### The task:
Every line that holds the string "hospi" is to be identified and copied.

******

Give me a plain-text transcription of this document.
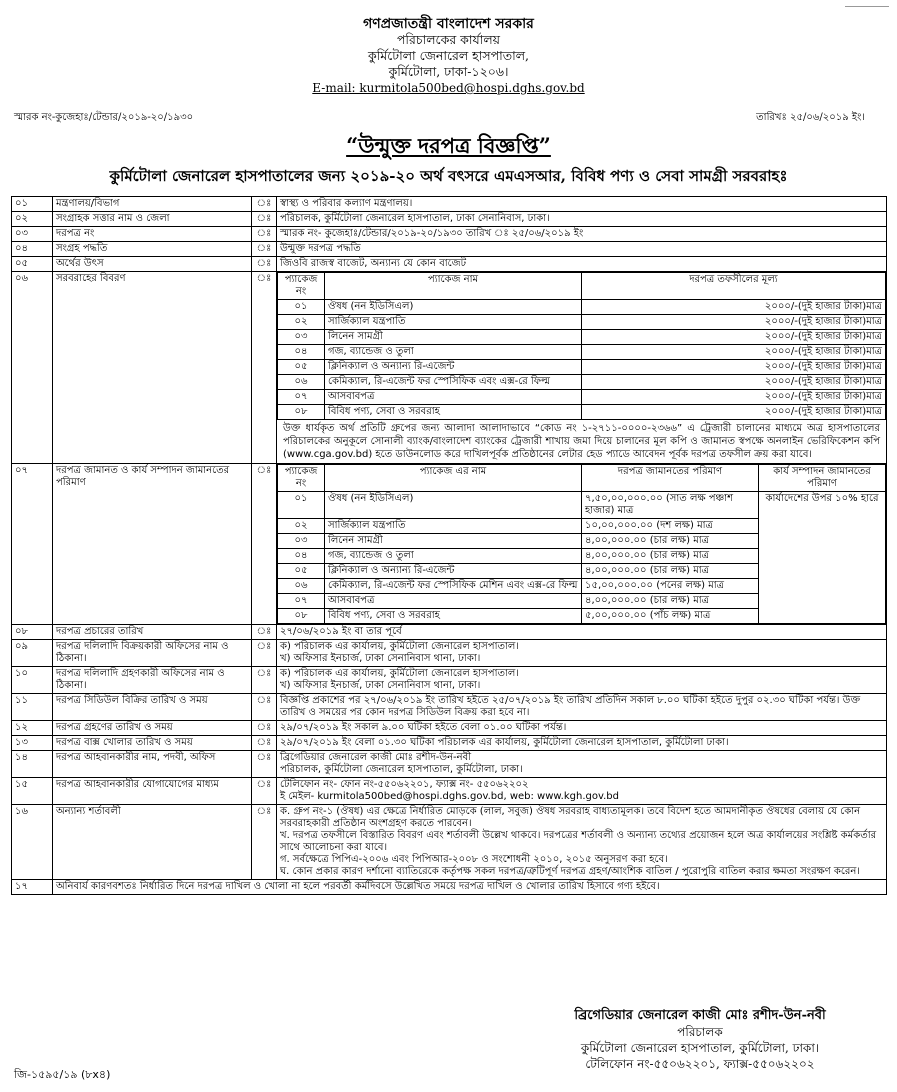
গণপ্রজাতন্ত্রী বাংলাদেশ সরকার
পরিচালকের কার্যালয়
কুর্মিটোলা জেনারেল হাসপাতাল,
কুর্মিটোলা, ঢাকা-১২০৬।
E-mail: kurmitola500bed@hospi.dghs.gov.bd
স্মারক নং-কুজেহাঃ/টেন্ডার/২০১৯-২০/১৯৩০	তারিখঃ ২৫/০৬/২০১৯ ইং।
“উন্মুক্ত দরপত্র বিজ্ঞপ্তি”
কুর্মিটোলা জেনারেল হাসপাতালের জন্য ২০১৯-২০ অর্থ বৎসরে এমএসআর, বিবিধ পণ্য ও সেবা সামগ্রী সরবরাহঃ
০১	মন্ত্রণালয়/বিভাগ	ঃ	স্বাস্থ্য ও পরিবার কল্যাণ মন্ত্রণালয়।
০২	সংগ্রাহক সত্তার নাম ও জেলা	ঃ	পরিচালক, কুর্মিটোলা জেনারেল হাসপাতাল, ঢাকা সেনানিবাস, ঢাকা।
০৩	দরপত্র নং	ঃ	স্মারক নং- কুজেহাঃ/টেন্ডার/২০১৯-২০/১৯৩০ তারিখ ঃ ২৫/০৬/২০১৯ ইং
০৪	সংগ্রহ পদ্ধতি	ঃ	উন্মুক্ত দরপত্র পদ্ধতি
০৫	অর্থের উৎস	ঃ	জিওবি রাজস্ব বাজেট, অন্যান্য যে কোন বাজেট
০৬	সরবরাহের বিবরণ	ঃ	প্যাকেজ নং	প্যাকেজ নাম	দরপত্র তফসীলের মূল্য
০১	ঔষধ (নন ইডিসিএল)	২০০০/-(দুই হাজার টাকা)মাত্র
০২	সার্জিক্যাল যন্ত্রপাতি	২০০০/-(দুই হাজার টাকা)মাত্র
০৩	লিনেন সামগ্রী	২০০০/-(দুই হাজার টাকা)মাত্র
০৪	গজ, ব্যান্ডেজ ও তুলা	২০০০/-(দুই হাজার টাকা)মাত্র
০৫	ক্লিনিক্যাল ও অন্যান্য রি-এজেন্ট	২০০০/-(দুই হাজার টাকা)মাত্র
০৬	কেমিক্যাল, রি-এজেন্ট ফর স্পেসিফিক এবং এক্স-রে ফিল্ম	২০০০/-(দুই হাজার টাকা)মাত্র
০৭	আসবাবপত্র	২০০০/-(দুই হাজার টাকা)মাত্র
০৮	বিবিধ পণ্য, সেবা ও সরবরাহ	২০০০/-(দুই হাজার টাকা)মাত্র
উক্ত ধার্যকৃত অর্থ প্রতিটি গ্রুপের জন্য আলাদা আলাদাভাবে “কোড নং ১-২৭১১-০০০০-২৩৬৬” এ ট্রেজারী চালানের মাধ্যমে অত্র হাসপাতালের পরিচালকের অনুকূলে সোনালী ব্যাংক/বাংলাদেশ ব্যাংকের ট্রেজারী শাখায় জমা দিয়ে চালানের মূল কপি ও জামানত স্বপক্ষে অনলাইন ভেরিফিকেশন কপি (www.cga.gov.bd) হতে ডাউনলোড করে দাখিলপূর্বক প্রতিষ্ঠানের লেটার হেড প্যাডে আবেদন পূর্বক দরপত্র তফসীল ক্রয় করা যাবে।

০৭	দরপত্র জামানত ও কার্য সম্পাদন জামানতের পরিমাণ	ঃ	প্যাকেজ নং	প্যাকেজ এর নাম	দরপত্র জামানতের পরিমাণ	কার্য সম্পাদন জামানতের পরিমাণ
০১	ঔষধ (নন ইডিসিএল)	৭,৫০,০০,০০০.০০ (সাত লক্ষ পঞ্চাশ হাজার) মাত্র	কার্যাদেশের উপর ১০% হারে
০২	সার্জিক্যাল যন্ত্রপাতি	১০,০০,০০০.০০ (দশ লক্ষ) মাত্র
০৩	লিনেন সামগ্রী	৪,০০,০০০.০০ (চার লক্ষ) মাত্র
০৪	গজ, ব্যান্ডেজ ও তুলা	৪,০০,০০০.০০ (চার লক্ষ) মাত্র
০৫	ক্লিনিক্যাল ও অন্যান্য রি-এজেন্ট	৪,০০,০০০.০০ (চার লক্ষ) মাত্র
০৬	কেমিক্যাল, রি-এজেন্ট ফর স্পেসিফিক মেশিন এবং এক্স-রে ফিল্ম	১৫,০০,০০০.০০ (পনের লক্ষ) মাত্র
০৭	আসবাবপত্র	৪,০০,০০০.০০ (চার লক্ষ) মাত্র
০৮	বিবিধ পণ্য, সেবা ও সরবরাহ	৫,০০,০০০.০০ (পাঁচ লক্ষ) মাত্র

০৮	দরপত্র প্রচারের তারিখ	ঃ	২৭/০৬/২০১৯ ইং বা তার পূর্বে

০৯	দরপত্র দলিলাদি বিক্রয়কারী অফিসের নাম ও ঠিকানা।	ঃ	ক) পরিচালক এর কার্যালয়, কুর্মিটোলা জেনারেল হাসপাতাল।
খ) অফিসার ইনচার্জ, ঢাকা সেনানিবাস থানা, ঢাকা।

১০	দরপত্র দলিলাদি গ্রহণকারী অফিসের নাম ও ঠিকানা।	ঃ	ক) পরিচালক এর কার্যালয়, কুর্মিটোলা জেনারেল হাসপাতাল।
খ) অফিসার ইনচার্জ, ঢাকা সেনানিবাস থানা, ঢাকা।

১১	দরপত্র সিডিউল বিক্রির তারিখ ও সময়	ঃ	বিজ্ঞপ্তি প্রকাশের পর ২৭/০৬/২০১৯ ইং তারিখ হইতে ২৫/০৭/২০১৯ ইং তারিখ প্রতিদিন সকাল ৮.০০ ঘটিকা হইতে দুপুর ০২.৩০ ঘটিকা পর্যন্ত। উক্ত তারিখ ও সময়ের পর কোন দরপত্র সিডিউল বিক্রয় করা হবে না।

১২	দরপত্র গ্রহণের তারিখ ও সময়	ঃ	২৯/০৭/২০১৯ ইং সকাল ৯.০০ ঘটিকা হইতে বেলা ০১.০০ ঘটিকা পর্যন্ত।

১৩	দরপত্র বাক্স খোলার তারিখ ও সময়	ঃ	২৯/০৭/২০১৯ ইং বেলা ০১.৩০ ঘটিকা পরিচালক এর কার্যালয়, কুর্মিটোলা জেনারেল হাসপাতাল, কুর্মিটোলা ঢাকা।

১৪	দরপত্র আহবানকারীর নাম, পদবী, অফিস	ঃ	ব্রিগেডিয়ার জেনারেল কাজী মোঃ রশীদ-উন-নবী
পরিচালক, কুর্মিটোলা জেনারেল হাসপাতাল, কুর্মিটোলা, ঢাকা।

১৫	দরপত্র আহবানকারীর যোগাযোগের মাধ্যম	ঃ	টেলিফোন নং- ফোন নং-৫৫০৬২২০১, ফ্যাক্স নং- ৫৫০৬২২০২
ই মেইল- kurmitola500bed@hospi.dghs.gov.bd, web: www.kgh.gov.bd

১৬	অন্যান্য শর্তাবলী	ঃ	ক. গ্রুপ নং-১ (ঔষধ) এর ক্ষেত্রে নির্ধারিত মোড়কে (লাল, সবুজ) ঔষধ সরবরাহ বাধ্যতামূলক। তবে বিদেশ হতে আমদানীকৃত ঔষধের বেলায় যে কোন সরবরাহকারী প্রতিষ্ঠান অংশগ্রহণ করতে পারবেন।
খ. দরপত্র তফসীলে বিস্তারিত বিবরণ এবং শর্তাবলী উল্লেখ থাকবে। দরপত্রের শর্তাবলী ও অন্যান্য তথ্যের প্রয়োজন হলে অত্র কার্যালয়ের সংশ্লিষ্ট কর্মকর্তার সাথে আলোচনা করা যাবে।
গ. সর্বক্ষেত্রে পিপিএ-২০০৬ এবং পিপিআর-২০০৮ ও সংশোধনী ২০১০, ২০১৫ অনুসরণ করা হবে।
ঘ. কোন প্রকার কারণ দর্শানো ব্যাতিরেকে কর্তৃপক্ষ সকল দরপত্র/ত্রুটিপূর্ণ দরপত্র গ্রহণ/আংশিক বাতিল / পুরোপুরি বাতিল করার ক্ষমতা সংরক্ষণ করেন।

১৭	অনিবার্য কারণবশতঃ নির্ধারিত দিনে দরপত্র দাখিল ও খোলা না হলে পরবর্তী কর্মদিবসে উল্লেখিত সময়ে দরপত্র দাখিল ও খোলার তারিখ হিসাবে গণ্য হইবে।
ব্রিগেডিয়ার জেনারেল কাজী মোঃ রশীদ-উন-নবী
পরিচালক
কুর্মিটোলা জেনারেল হাসপাতাল, কুর্মিটোলা, ঢাকা।
টেলিফোন নং-৫৫০৬২২০১, ফ্যাক্স-৫৫০৬২২০২
জি-১৫৯৫/১৯ (৮x৪)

******

### Full answer:
E-mail: kurmitola500bed@hospi.dghs.gov.bd
ই মেইল- kurmitola500bed@hospi.dghs.gov.bd, web: www.kgh.gov.bd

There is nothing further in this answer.